Collected data:
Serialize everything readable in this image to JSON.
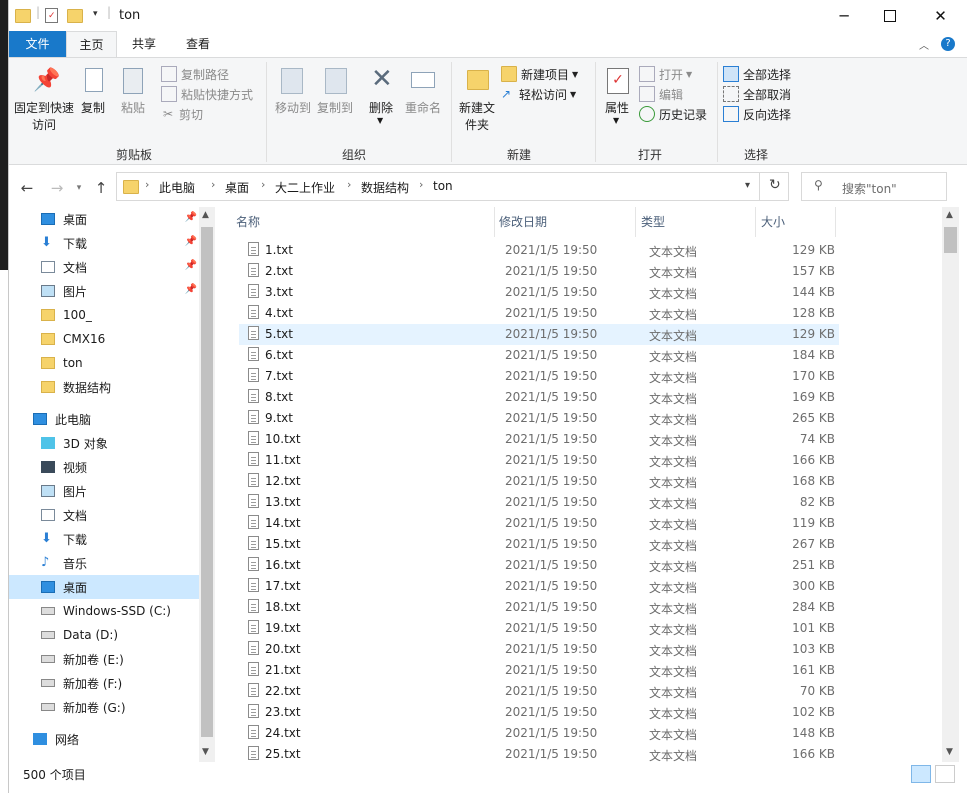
{
  "window": {
    "title": "ton"
  },
  "ribbon_tabs": [
    "文件",
    "主页",
    "共享",
    "查看"
  ],
  "ribbon": {
    "clipboard": {
      "pin_label": "固定到快速访问",
      "copy": "复制",
      "paste": "粘贴",
      "copy_path": "复制路径",
      "paste_shortcut": "粘贴快捷方式",
      "cut": "剪切",
      "group": "剪贴板"
    },
    "organize": {
      "move_to": "移动到",
      "copy_to": "复制到",
      "delete": "删除",
      "rename": "重命名",
      "group": "组织"
    },
    "new": {
      "new_folder": "新建文件夹",
      "new_item": "新建项目",
      "easy_access": "轻松访问",
      "group": "新建"
    },
    "open": {
      "properties": "属性",
      "open": "打开",
      "edit": "编辑",
      "history": "历史记录",
      "group": "打开"
    },
    "select": {
      "select_all": "全部选择",
      "select_none": "全部取消",
      "invert": "反向选择",
      "group": "选择"
    }
  },
  "address": {
    "crumbs": [
      "此电脑",
      "桌面",
      "大二上作业",
      "数据结构",
      "ton"
    ],
    "search_placeholder": "搜索\"ton\""
  },
  "nav": {
    "quick": [
      {
        "label": "桌面",
        "icon": "desktop-icon",
        "pinned": true
      },
      {
        "label": "下载",
        "icon": "download-icon",
        "pinned": true
      },
      {
        "label": "文档",
        "icon": "document-icon",
        "pinned": true
      },
      {
        "label": "图片",
        "icon": "picture-icon",
        "pinned": true
      },
      {
        "label": "100_",
        "icon": "folder-icon",
        "pinned": false
      },
      {
        "label": "CMX16",
        "icon": "folder-icon",
        "pinned": false
      },
      {
        "label": "ton",
        "icon": "folder-icon",
        "pinned": false
      },
      {
        "label": "数据结构",
        "icon": "folder-icon",
        "pinned": false
      }
    ],
    "this_pc": "此电脑",
    "pc_items": [
      {
        "label": "3D 对象",
        "icon": "cube-icon"
      },
      {
        "label": "视频",
        "icon": "video-icon"
      },
      {
        "label": "图片",
        "icon": "picture-icon"
      },
      {
        "label": "文档",
        "icon": "document-icon"
      },
      {
        "label": "下载",
        "icon": "download-icon"
      },
      {
        "label": "音乐",
        "icon": "music-icon"
      },
      {
        "label": "桌面",
        "icon": "desktop-icon",
        "selected": true
      },
      {
        "label": "Windows-SSD (C:)",
        "icon": "drive-icon"
      },
      {
        "label": "Data (D:)",
        "icon": "drive-icon"
      },
      {
        "label": "新加卷 (E:)",
        "icon": "drive-icon"
      },
      {
        "label": "新加卷 (F:)",
        "icon": "drive-icon"
      },
      {
        "label": "新加卷 (G:)",
        "icon": "drive-icon"
      }
    ],
    "network": "网络"
  },
  "columns": {
    "name": "名称",
    "date": "修改日期",
    "type": "类型",
    "size": "大小"
  },
  "files": [
    {
      "name": "1.txt",
      "date": "2021/1/5 19:50",
      "type": "文本文档",
      "size": "129 KB"
    },
    {
      "name": "2.txt",
      "date": "2021/1/5 19:50",
      "type": "文本文档",
      "size": "157 KB"
    },
    {
      "name": "3.txt",
      "date": "2021/1/5 19:50",
      "type": "文本文档",
      "size": "144 KB"
    },
    {
      "name": "4.txt",
      "date": "2021/1/5 19:50",
      "type": "文本文档",
      "size": "128 KB"
    },
    {
      "name": "5.txt",
      "date": "2021/1/5 19:50",
      "type": "文本文档",
      "size": "129 KB",
      "hover": true
    },
    {
      "name": "6.txt",
      "date": "2021/1/5 19:50",
      "type": "文本文档",
      "size": "184 KB"
    },
    {
      "name": "7.txt",
      "date": "2021/1/5 19:50",
      "type": "文本文档",
      "size": "170 KB"
    },
    {
      "name": "8.txt",
      "date": "2021/1/5 19:50",
      "type": "文本文档",
      "size": "169 KB"
    },
    {
      "name": "9.txt",
      "date": "2021/1/5 19:50",
      "type": "文本文档",
      "size": "265 KB"
    },
    {
      "name": "10.txt",
      "date": "2021/1/5 19:50",
      "type": "文本文档",
      "size": "74 KB"
    },
    {
      "name": "11.txt",
      "date": "2021/1/5 19:50",
      "type": "文本文档",
      "size": "166 KB"
    },
    {
      "name": "12.txt",
      "date": "2021/1/5 19:50",
      "type": "文本文档",
      "size": "168 KB"
    },
    {
      "name": "13.txt",
      "date": "2021/1/5 19:50",
      "type": "文本文档",
      "size": "82 KB"
    },
    {
      "name": "14.txt",
      "date": "2021/1/5 19:50",
      "type": "文本文档",
      "size": "119 KB"
    },
    {
      "name": "15.txt",
      "date": "2021/1/5 19:50",
      "type": "文本文档",
      "size": "267 KB"
    },
    {
      "name": "16.txt",
      "date": "2021/1/5 19:50",
      "type": "文本文档",
      "size": "251 KB"
    },
    {
      "name": "17.txt",
      "date": "2021/1/5 19:50",
      "type": "文本文档",
      "size": "300 KB"
    },
    {
      "name": "18.txt",
      "date": "2021/1/5 19:50",
      "type": "文本文档",
      "size": "284 KB"
    },
    {
      "name": "19.txt",
      "date": "2021/1/5 19:50",
      "type": "文本文档",
      "size": "101 KB"
    },
    {
      "name": "20.txt",
      "date": "2021/1/5 19:50",
      "type": "文本文档",
      "size": "103 KB"
    },
    {
      "name": "21.txt",
      "date": "2021/1/5 19:50",
      "type": "文本文档",
      "size": "161 KB"
    },
    {
      "name": "22.txt",
      "date": "2021/1/5 19:50",
      "type": "文本文档",
      "size": "70 KB"
    },
    {
      "name": "23.txt",
      "date": "2021/1/5 19:50",
      "type": "文本文档",
      "size": "102 KB"
    },
    {
      "name": "24.txt",
      "date": "2021/1/5 19:50",
      "type": "文本文档",
      "size": "148 KB"
    },
    {
      "name": "25.txt",
      "date": "2021/1/5 19:50",
      "type": "文本文档",
      "size": "166 KB"
    }
  ],
  "status": {
    "count": "500 个项目"
  },
  "colors": {
    "accent": "#1979ca",
    "selection": "#cce8ff",
    "hover": "#e5f3ff"
  }
}
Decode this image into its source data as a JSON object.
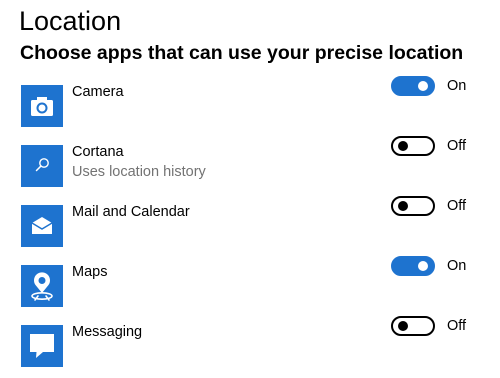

◆ Required task: Every entry must be transcribed exactly. Pictures do not belong in the copy.

◆ Complete response:
Serialize everything readable in this image to JSON.
{
  "window": {
    "title": "ton"
  },
  "ribbon_tabs": [
    "文件",
    "主页",
    "共享",
    "查看"
  ],
  "ribbon": {
    "clipboard": {
      "pin_label": "固定到快速访问",
      "copy": "复制",
      "paste": "粘贴",
      "copy_path": "复制路径",
      "paste_shortcut": "粘贴快捷方式",
      "cut": "剪切",
      "group": "剪贴板"
    },
    "organize": {
      "move_to": "移动到",
      "copy_to": "复制到",
      "delete": "删除",
      "rename": "重命名",
      "group": "组织"
    },
    "new": {
      "new_folder": "新建文件夹",
      "new_item": "新建项目",
      "easy_access": "轻松访问",
      "group": "新建"
    },
    "open": {
      "properties": "属性",
      "open": "打开",
      "edit": "编辑",
      "history": "历史记录",
      "group": "打开"
    },
    "select": {
      "select_all": "全部选择",
      "select_none": "全部取消",
      "invert": "反向选择",
      "group": "选择"
    }
  },
  "address": {
    "crumbs": [
      "此电脑",
      "桌面",
      "大二上作业",
      "数据结构",
      "ton"
    ],
    "search_placeholder": "搜索\"ton\""
  },
  "nav": {
    "quick": [
      {
        "label": "桌面",
        "icon": "desktop-icon",
        "pinned": true
      },
      {
        "label": "下载",
        "icon": "download-icon",
        "pinned": true
      },
      {
        "label": "文档",
        "icon": "document-icon",
        "pinned": true
      },
      {
        "label": "图片",
        "icon": "picture-icon",
        "pinned": true
      },
      {
        "label": "100_",
        "icon": "folder-icon",
        "pinned": false
      },
      {
        "label": "CMX16",
        "icon": "folder-icon",
        "pinned": false
      },
      {
        "label": "ton",
        "icon": "folder-icon",
        "pinned": false
      },
      {
        "label": "数据结构",
        "icon": "folder-icon",
        "pinned": false
      }
    ],
    "this_pc": "此电脑",
    "pc_items": [
      {
        "label": "3D 对象",
        "icon": "cube-icon"
      },
      {
        "label": "视频",
        "icon": "video-icon"
      },
      {
        "label": "图片",
        "icon": "picture-icon"
      },
      {
        "label": "文档",
        "icon": "document-icon"
      },
      {
        "label": "下载",
        "icon": "download-icon"
      },
      {
        "label": "音乐",
        "icon": "music-icon"
      },
      {
        "label": "桌面",
        "icon": "desktop-icon",
        "selected": true
      },
      {
        "label": "Windows-SSD (C:)",
        "icon": "drive-icon"
      },
      {
        "label": "Data (D:)",
        "icon": "drive-icon"
      },
      {
        "label": "新加卷 (E:)",
        "icon": "drive-icon"
      },
      {
        "label": "新加卷 (F:)",
        "icon": "drive-icon"
      },
      {
        "label": "新加卷 (G:)",
        "icon": "drive-icon"
      }
    ],
    "network": "网络"
  },
  "columns": {
    "name": "名称",
    "date": "修改日期",
    "type": "类型",
    "size": "大小"
  },
  "files": [
    {
      "name": "1.txt",
      "date": "2021/1/5 19:50",
      "type": "文本文档",
      "size": "129 KB"
    },
    {
      "name": "2.txt",
      "date": "2021/1/5 19:50",
      "type": "文本文档",
      "size": "157 KB"
    },
    {
      "name": "3.txt",
      "date": "2021/1/5 19:50",
      "type": "文本文档",
      "size": "144 KB"
    },
    {
      "name": "4.txt",
      "date": "2021/1/5 19:50",
      "type": "文本文档",
      "size": "128 KB"
    },
    {
      "name": "5.txt",
      "date": "2021/1/5 19:50",
      "type": "文本文档",
      "size": "129 KB",
      "hover": true
    },
    {
      "name": "6.txt",
      "date": "2021/1/5 19:50",
      "type": "文本文档",
      "size": "184 KB"
    },
    {
      "name": "7.txt",
      "date": "2021/1/5 19:50",
      "type": "文本文档",
      "size": "170 KB"
    },
    {
      "name": "8.txt",
      "date": "2021/1/5 19:50",
      "type": "文本文档",
      "size": "169 KB"
    },
    {
      "name": "9.txt",
      "date": "2021/1/5 19:50",
      "type": "文本文档",
      "size": "265 KB"
    },
    {
      "name": "10.txt",
      "date": "2021/1/5 19:50",
      "type": "文本文档",
      "size": "74 KB"
    },
    {
      "name": "11.txt",
      "date": "2021/1/5 19:50",
      "type": "文本文档",
      "size": "166 KB"
    },
    {
      "name": "12.txt",
      "date": "2021/1/5 19:50",
      "type": "文本文档",
      "size": "168 KB"
    },
    {
      "name": "13.txt",
      "date": "2021/1/5 19:50",
      "type": "文本文档",
      "size": "82 KB"
    },
    {
      "name": "14.txt",
      "date": "2021/1/5 19:50",
      "type": "文本文档",
      "size": "119 KB"
    },
    {
      "name": "15.txt",
      "date": "2021/1/5 19:50",
      "type": "文本文档",
      "size": "267 KB"
    },
    {
      "name": "16.txt",
      "date": "2021/1/5 19:50",
      "type": "文本文档",
      "size": "251 KB"
    },
    {
      "name": "17.txt",
      "date": "2021/1/5 19:50",
      "type": "文本文档",
      "size": "300 KB"
    },
    {
      "name": "18.txt",
      "date": "2021/1/5 19:50",
      "type": "文本文档",
      "size": "284 KB"
    },
    {
      "name": "19.txt",
      "date": "2021/1/5 19:50",
      "type": "文本文档",
      "size": "101 KB"
    },
    {
      "name": "20.txt",
      "date": "2021/1/5 19:50",
      "type": "文本文档",
      "size": "103 KB"
    },
    {
      "name": "21.txt",
      "date": "2021/1/5 19:50",
      "type": "文本文档",
      "size": "161 KB"
    },
    {
      "name": "22.txt",
      "date": "2021/1/5 19:50",
      "type": "文本文档",
      "size": "70 KB"
    },
    {
      "name": "23.txt",
      "date": "2021/1/5 19:50",
      "type": "文本文档",
      "size": "102 KB"
    },
    {
      "name": "24.txt",
      "date": "2021/1/5 19:50",
      "type": "文本文档",
      "size": "148 KB"
    },
    {
      "name": "25.txt",
      "date": "2021/1/5 19:50",
      "type": "文本文档",
      "size": "166 KB"
    }
  ],
  "status": {
    "count": "500 个项目"
  },
  "colors": {
    "accent": "#1979ca",
    "selection": "#cce8ff",
    "hover": "#e5f3ff"
  }
}
Decode this image into its source data as a JSON object.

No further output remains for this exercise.